═══ DATASET ROWS ═══

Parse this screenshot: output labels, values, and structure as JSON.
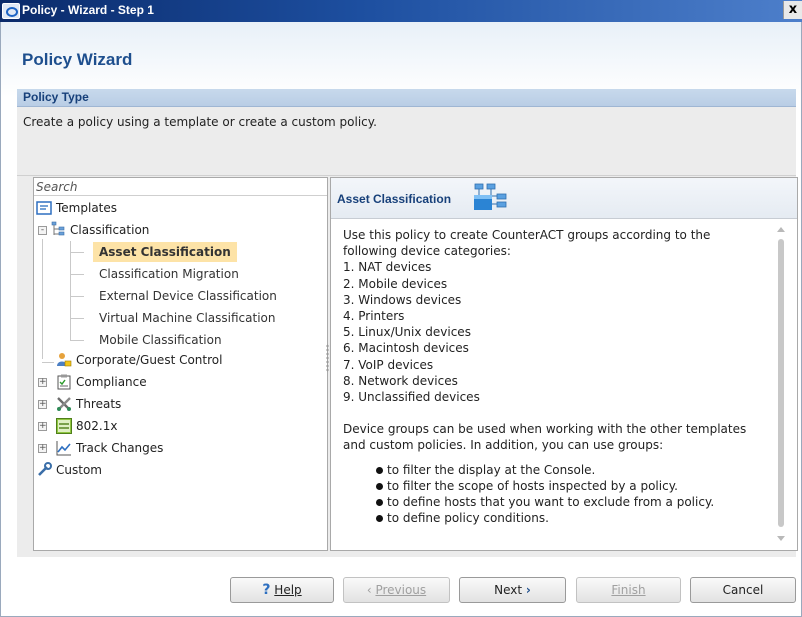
{
  "window": {
    "title": "Policy - Wizard - Step 1",
    "close_label": "x"
  },
  "wizard": {
    "heading": "Policy Wizard",
    "section_title": "Policy Type",
    "section_description": "Create a policy using a template or create a custom policy."
  },
  "tree": {
    "search_placeholder": "Search",
    "templates": "Templates",
    "classification": "Classification",
    "children": [
      "Asset Classification",
      "Classification Migration",
      "External Device Classification",
      "Virtual Machine Classification",
      "Mobile Classification"
    ],
    "corporate_guest": "Corporate/Guest Control",
    "compliance": "Compliance",
    "threats": "Threats",
    "dot1x": "802.1x",
    "track_changes": "Track Changes",
    "custom": "Custom"
  },
  "detail": {
    "title": "Asset Classification",
    "intro": "Use this policy to create CounterACT groups according to the following device categories:",
    "categories": [
      "1. NAT devices",
      "2. Mobile devices",
      "3. Windows devices",
      "4. Printers",
      "5. Linux/Unix devices",
      "6. Macintosh devices",
      "7. VoIP devices",
      "8. Network devices",
      "9. Unclassified devices"
    ],
    "groups_text": "Device groups can be used when working with the other templates and custom policies. In addition, you can use groups:",
    "bullets": [
      "to filter the display at the Console.",
      "to filter the scope of hosts inspected by a policy.",
      "to define hosts that you want to exclude from a policy.",
      "to define policy conditions."
    ]
  },
  "buttons": {
    "help": "Help",
    "previous": "Previous",
    "next": "Next",
    "finish": "Finish",
    "cancel": "Cancel"
  },
  "icons": {
    "app": "counteract-icon",
    "templates": "templates-icon",
    "classification": "classification-tree-icon",
    "corporate_guest": "users-icon",
    "compliance": "clipboard-icon",
    "threats": "crossed-tools-icon",
    "dot1x": "802-1x-icon",
    "track_changes": "line-chart-icon",
    "custom": "wrench-icon",
    "asset": "network-devices-icon"
  },
  "colors": {
    "title_bar": "#1d4fa0",
    "heading": "#1e4f8e",
    "selection": "#fde3a7"
  }
}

═══

[STATED PROBLEM]
Which lines hold the string "define"? Copy all of them from the data above.

[SOLUTION BELOW]
      "to define hosts that you want to exclude from a policy.",
      "to define policy conditions."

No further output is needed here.